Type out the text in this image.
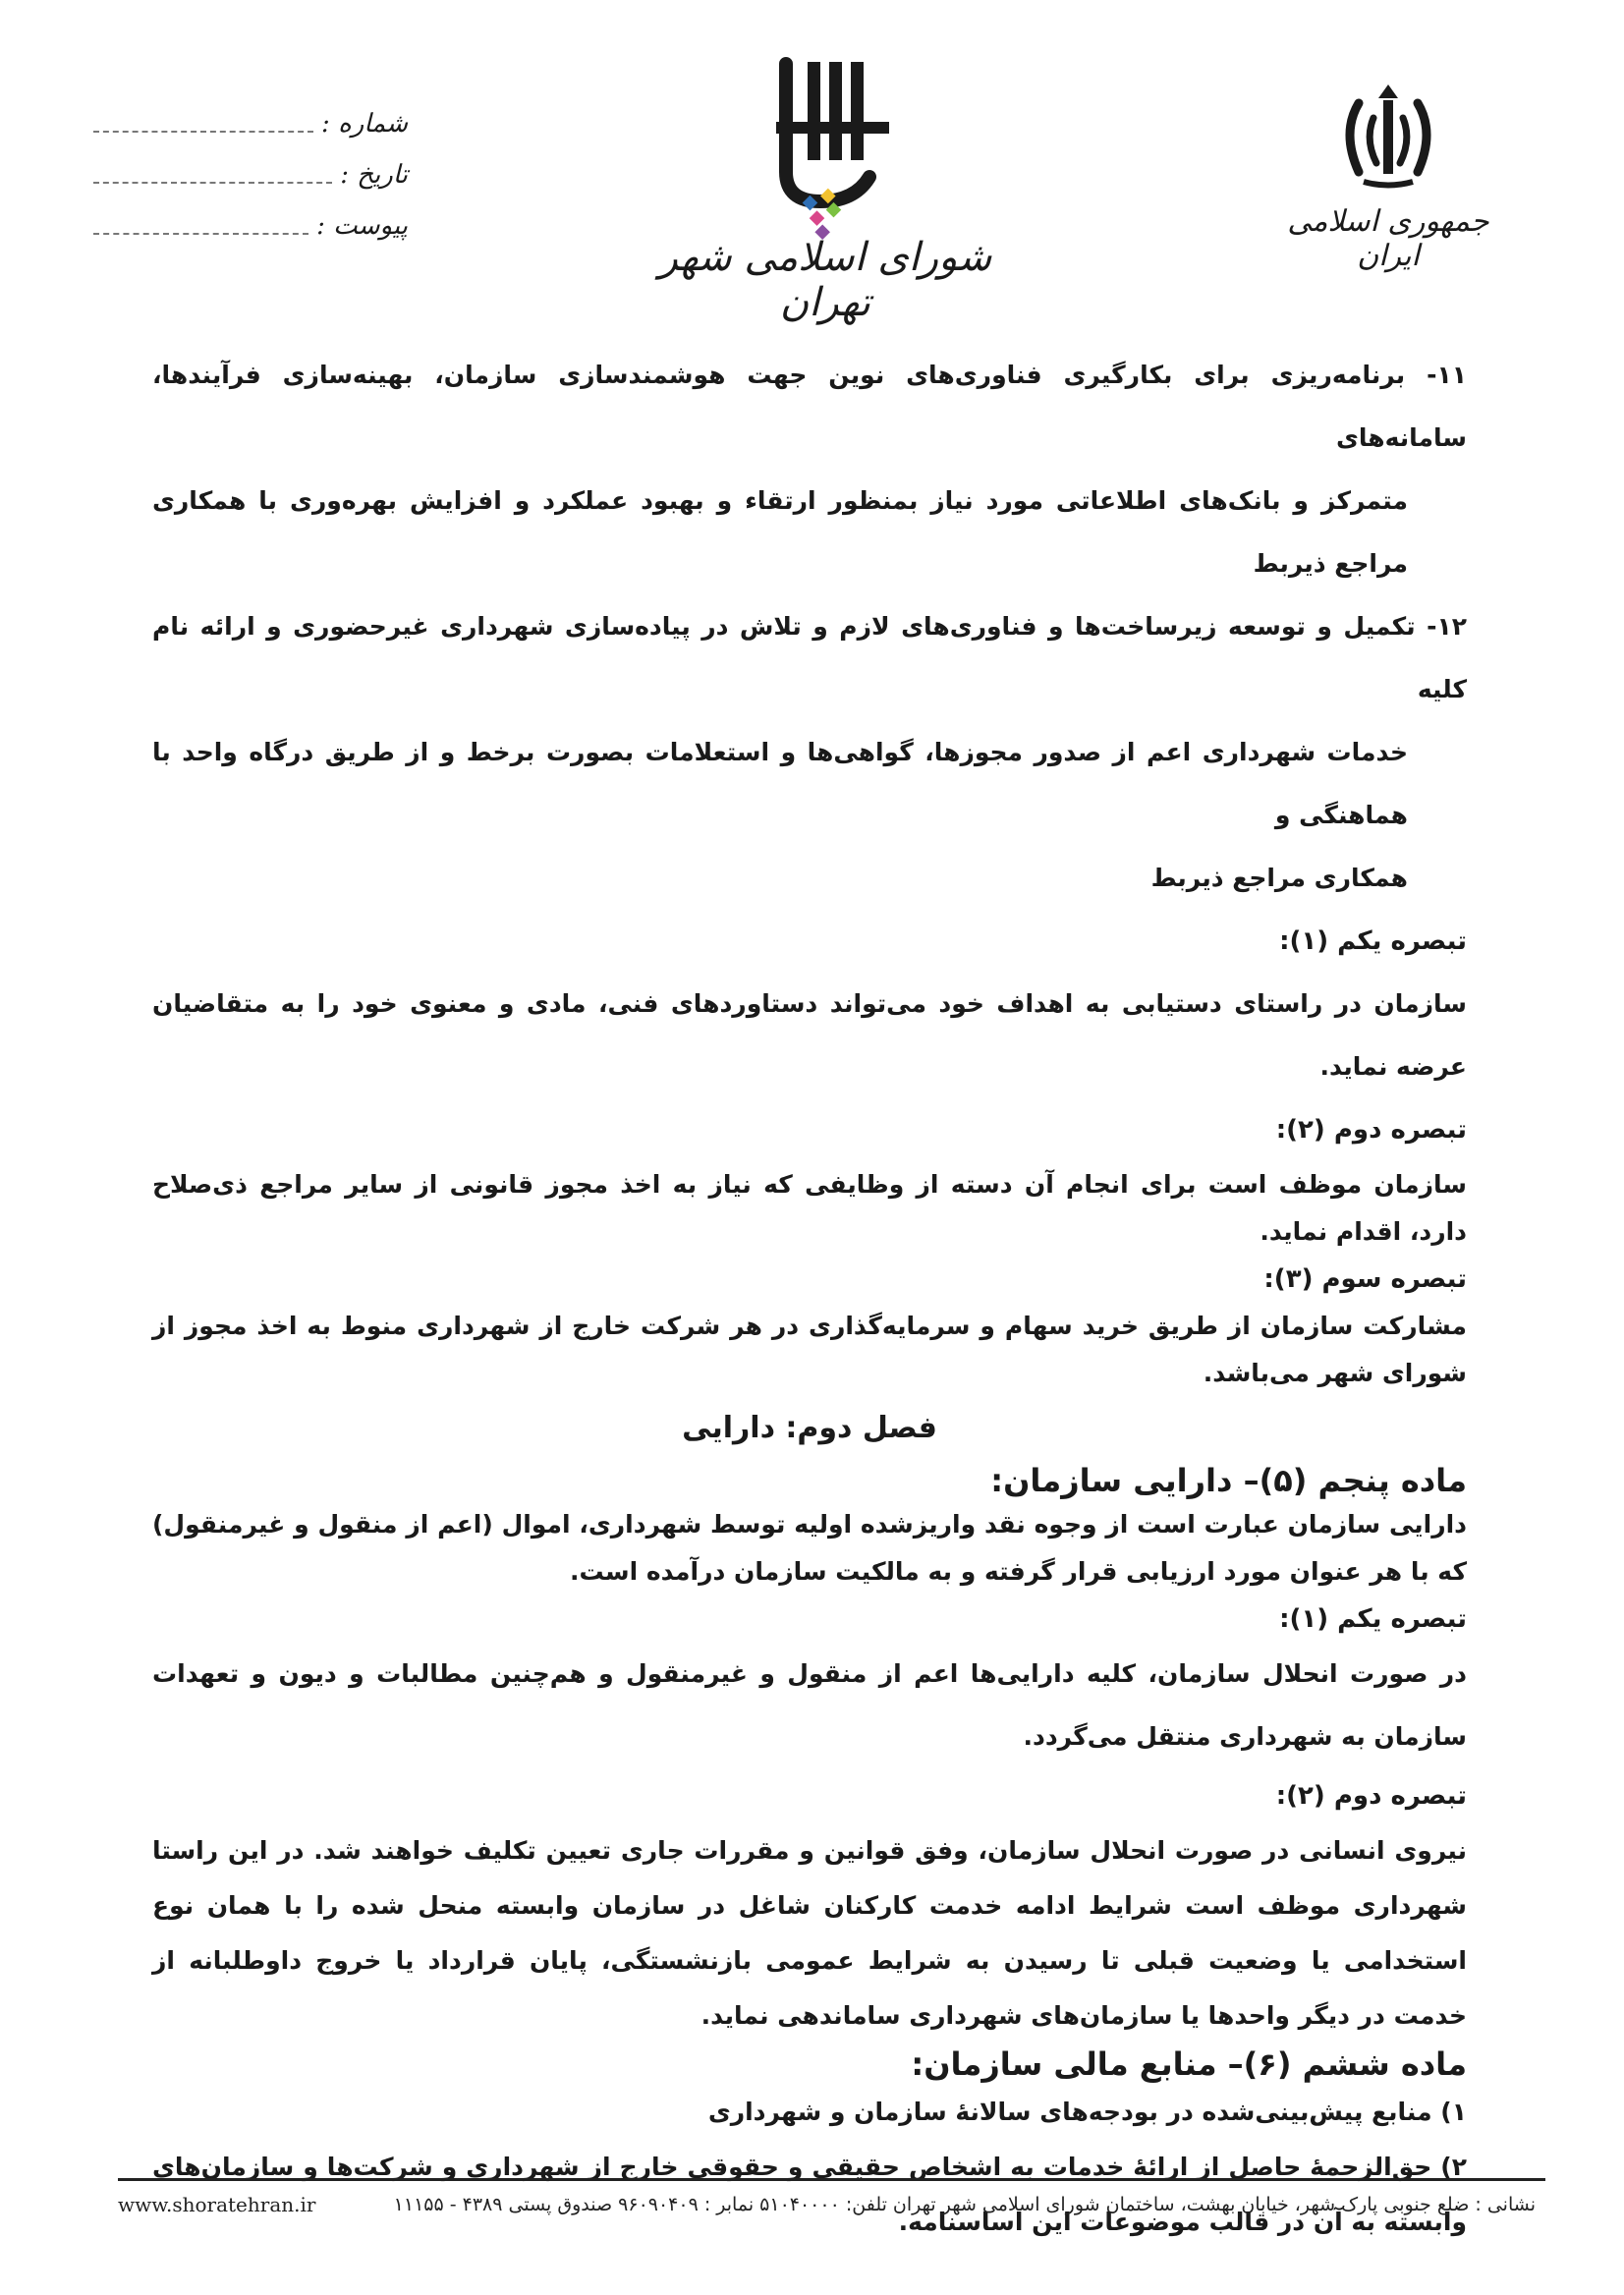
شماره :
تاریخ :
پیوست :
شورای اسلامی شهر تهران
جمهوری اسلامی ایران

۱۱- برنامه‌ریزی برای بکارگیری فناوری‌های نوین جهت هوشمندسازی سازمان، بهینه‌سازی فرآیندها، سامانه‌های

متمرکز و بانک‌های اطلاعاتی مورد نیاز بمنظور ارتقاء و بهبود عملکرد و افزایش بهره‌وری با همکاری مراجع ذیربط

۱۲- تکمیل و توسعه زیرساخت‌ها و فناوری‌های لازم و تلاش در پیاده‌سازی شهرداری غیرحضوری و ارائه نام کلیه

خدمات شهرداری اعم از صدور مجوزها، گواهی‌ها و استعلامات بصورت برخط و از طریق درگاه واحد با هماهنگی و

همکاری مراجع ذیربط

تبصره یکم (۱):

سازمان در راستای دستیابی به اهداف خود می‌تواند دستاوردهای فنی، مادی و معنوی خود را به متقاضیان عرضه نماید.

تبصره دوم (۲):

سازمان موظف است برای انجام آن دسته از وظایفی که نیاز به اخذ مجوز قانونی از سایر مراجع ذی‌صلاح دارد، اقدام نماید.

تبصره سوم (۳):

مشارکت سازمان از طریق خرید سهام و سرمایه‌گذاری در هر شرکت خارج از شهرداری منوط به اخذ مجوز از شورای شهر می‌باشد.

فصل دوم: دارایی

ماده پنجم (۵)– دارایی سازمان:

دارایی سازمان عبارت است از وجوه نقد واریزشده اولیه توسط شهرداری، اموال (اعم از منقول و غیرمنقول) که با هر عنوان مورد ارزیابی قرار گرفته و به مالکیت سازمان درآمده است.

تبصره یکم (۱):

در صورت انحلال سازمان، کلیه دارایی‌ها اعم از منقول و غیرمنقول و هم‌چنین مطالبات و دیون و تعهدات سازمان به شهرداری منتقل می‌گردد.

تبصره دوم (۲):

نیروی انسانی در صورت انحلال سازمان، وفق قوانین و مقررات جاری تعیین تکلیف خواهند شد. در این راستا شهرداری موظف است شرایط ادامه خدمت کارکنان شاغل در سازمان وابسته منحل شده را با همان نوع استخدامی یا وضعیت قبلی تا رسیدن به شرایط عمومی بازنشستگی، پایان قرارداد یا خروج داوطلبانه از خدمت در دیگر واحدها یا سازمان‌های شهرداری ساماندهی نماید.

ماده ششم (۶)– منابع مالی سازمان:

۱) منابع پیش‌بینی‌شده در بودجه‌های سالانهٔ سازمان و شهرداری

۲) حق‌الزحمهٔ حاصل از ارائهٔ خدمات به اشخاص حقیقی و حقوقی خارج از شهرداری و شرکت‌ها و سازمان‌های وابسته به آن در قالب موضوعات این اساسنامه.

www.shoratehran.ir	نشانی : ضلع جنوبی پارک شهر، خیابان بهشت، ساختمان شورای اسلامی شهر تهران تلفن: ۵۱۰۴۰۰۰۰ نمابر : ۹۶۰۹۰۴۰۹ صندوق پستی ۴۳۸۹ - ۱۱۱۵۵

* * *

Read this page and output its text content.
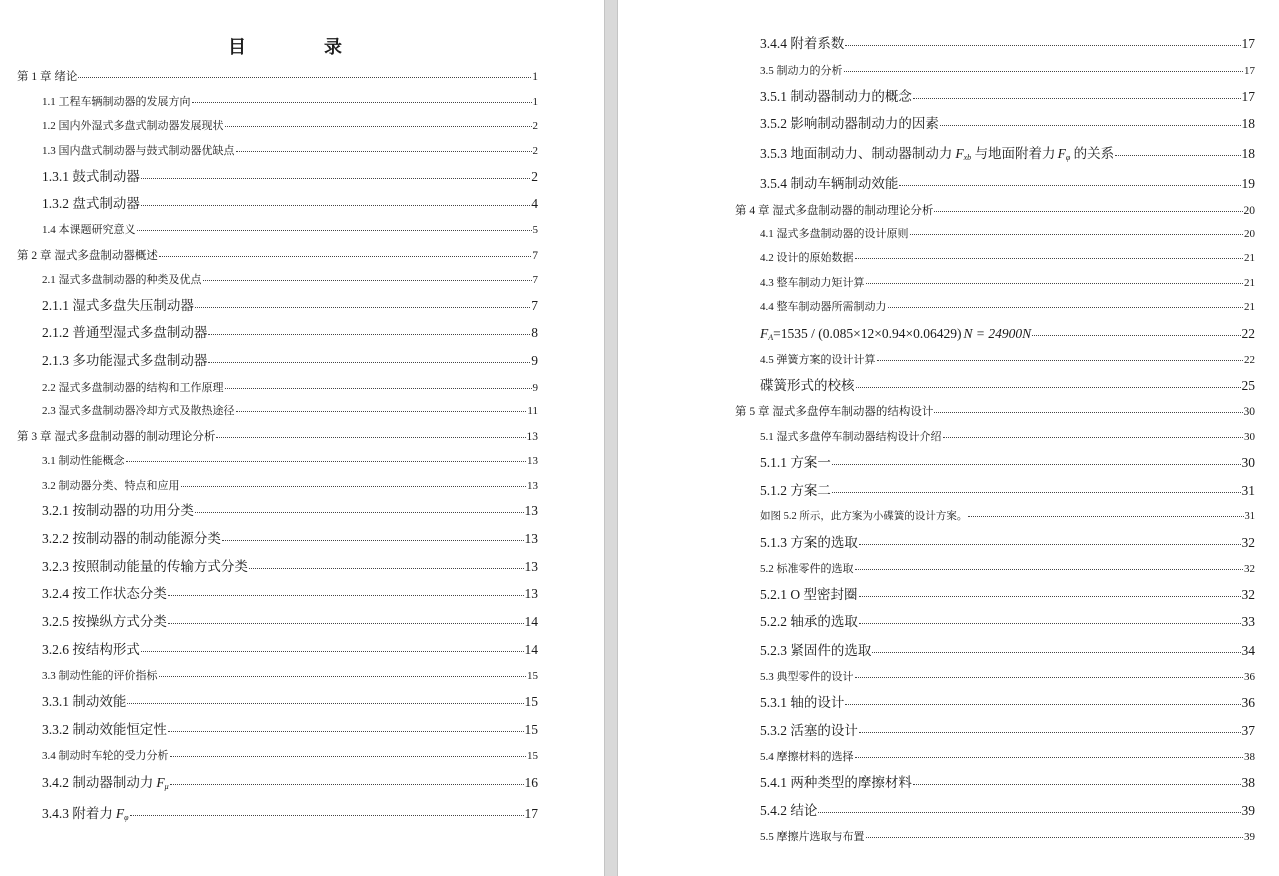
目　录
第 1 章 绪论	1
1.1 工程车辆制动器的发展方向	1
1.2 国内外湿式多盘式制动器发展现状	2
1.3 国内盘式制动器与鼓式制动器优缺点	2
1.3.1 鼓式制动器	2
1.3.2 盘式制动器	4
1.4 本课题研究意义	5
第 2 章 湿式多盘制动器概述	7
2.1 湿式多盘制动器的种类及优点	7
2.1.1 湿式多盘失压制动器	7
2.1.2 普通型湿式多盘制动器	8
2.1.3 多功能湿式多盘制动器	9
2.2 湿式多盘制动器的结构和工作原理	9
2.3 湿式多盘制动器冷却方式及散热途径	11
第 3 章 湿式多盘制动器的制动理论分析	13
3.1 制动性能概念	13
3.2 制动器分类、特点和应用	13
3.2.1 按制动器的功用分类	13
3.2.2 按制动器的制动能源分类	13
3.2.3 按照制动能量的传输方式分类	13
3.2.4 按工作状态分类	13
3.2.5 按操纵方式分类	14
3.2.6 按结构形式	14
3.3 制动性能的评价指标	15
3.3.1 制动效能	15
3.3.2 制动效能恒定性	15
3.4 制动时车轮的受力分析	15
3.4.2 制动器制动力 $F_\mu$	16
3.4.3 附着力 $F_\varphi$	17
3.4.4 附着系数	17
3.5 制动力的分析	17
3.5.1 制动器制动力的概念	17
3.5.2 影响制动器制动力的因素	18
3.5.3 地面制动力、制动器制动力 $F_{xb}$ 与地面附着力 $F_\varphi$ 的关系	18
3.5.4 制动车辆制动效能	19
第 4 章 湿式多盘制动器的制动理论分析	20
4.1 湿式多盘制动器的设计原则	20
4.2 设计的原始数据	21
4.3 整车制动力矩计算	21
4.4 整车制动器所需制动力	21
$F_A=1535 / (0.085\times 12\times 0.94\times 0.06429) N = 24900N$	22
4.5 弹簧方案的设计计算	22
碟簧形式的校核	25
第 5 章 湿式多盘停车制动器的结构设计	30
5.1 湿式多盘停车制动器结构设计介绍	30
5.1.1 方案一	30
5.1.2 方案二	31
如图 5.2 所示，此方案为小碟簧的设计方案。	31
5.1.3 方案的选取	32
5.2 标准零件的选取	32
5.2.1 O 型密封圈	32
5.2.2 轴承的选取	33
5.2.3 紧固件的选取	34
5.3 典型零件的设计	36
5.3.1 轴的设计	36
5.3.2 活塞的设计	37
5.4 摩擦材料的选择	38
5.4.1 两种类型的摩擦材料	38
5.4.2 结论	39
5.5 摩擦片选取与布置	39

* * *

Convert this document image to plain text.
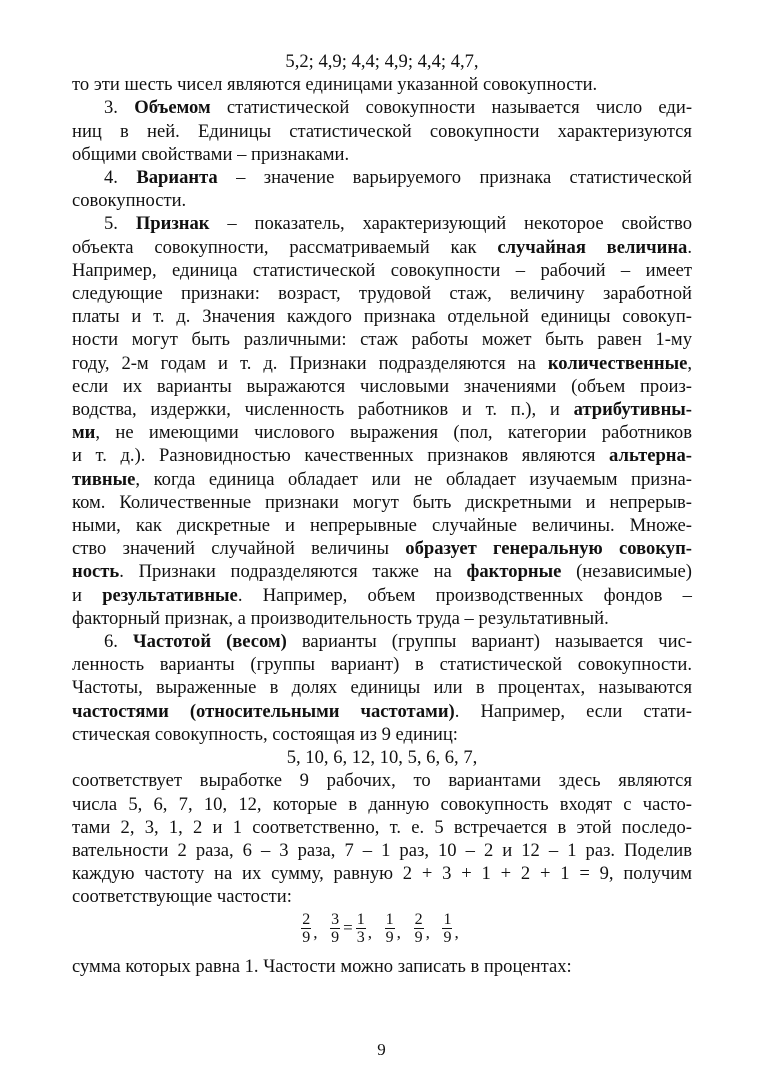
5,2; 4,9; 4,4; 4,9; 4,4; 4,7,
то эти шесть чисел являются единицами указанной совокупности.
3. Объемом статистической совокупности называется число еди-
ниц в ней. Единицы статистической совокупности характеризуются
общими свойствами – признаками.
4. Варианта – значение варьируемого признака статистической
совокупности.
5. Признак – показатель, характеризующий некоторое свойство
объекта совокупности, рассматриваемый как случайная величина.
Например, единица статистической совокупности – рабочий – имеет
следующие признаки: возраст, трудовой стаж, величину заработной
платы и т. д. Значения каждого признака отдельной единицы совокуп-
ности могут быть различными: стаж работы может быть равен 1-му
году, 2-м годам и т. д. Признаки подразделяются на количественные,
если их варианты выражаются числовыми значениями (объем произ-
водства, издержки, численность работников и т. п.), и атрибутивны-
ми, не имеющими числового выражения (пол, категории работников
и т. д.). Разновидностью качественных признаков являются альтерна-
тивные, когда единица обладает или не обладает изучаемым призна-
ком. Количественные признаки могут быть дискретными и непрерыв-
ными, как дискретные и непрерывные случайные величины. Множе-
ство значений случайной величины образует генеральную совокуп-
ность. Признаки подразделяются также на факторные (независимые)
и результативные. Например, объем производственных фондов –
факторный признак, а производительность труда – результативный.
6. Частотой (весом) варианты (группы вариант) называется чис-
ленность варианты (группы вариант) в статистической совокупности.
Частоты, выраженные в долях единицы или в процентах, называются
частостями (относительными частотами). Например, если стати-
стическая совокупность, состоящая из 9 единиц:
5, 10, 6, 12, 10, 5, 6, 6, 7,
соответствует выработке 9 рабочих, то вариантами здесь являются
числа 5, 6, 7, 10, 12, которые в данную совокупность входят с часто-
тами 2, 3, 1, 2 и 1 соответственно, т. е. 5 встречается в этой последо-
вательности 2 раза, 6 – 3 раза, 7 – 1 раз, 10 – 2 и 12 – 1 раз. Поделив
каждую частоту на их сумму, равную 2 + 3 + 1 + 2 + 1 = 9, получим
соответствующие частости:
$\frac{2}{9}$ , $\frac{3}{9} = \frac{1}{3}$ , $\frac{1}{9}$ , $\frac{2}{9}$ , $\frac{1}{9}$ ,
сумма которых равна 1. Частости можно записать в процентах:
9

== Task goal ==
For the data above, state how many lines contain "работников"; the number is the whole answer.

== Worked answer ==
2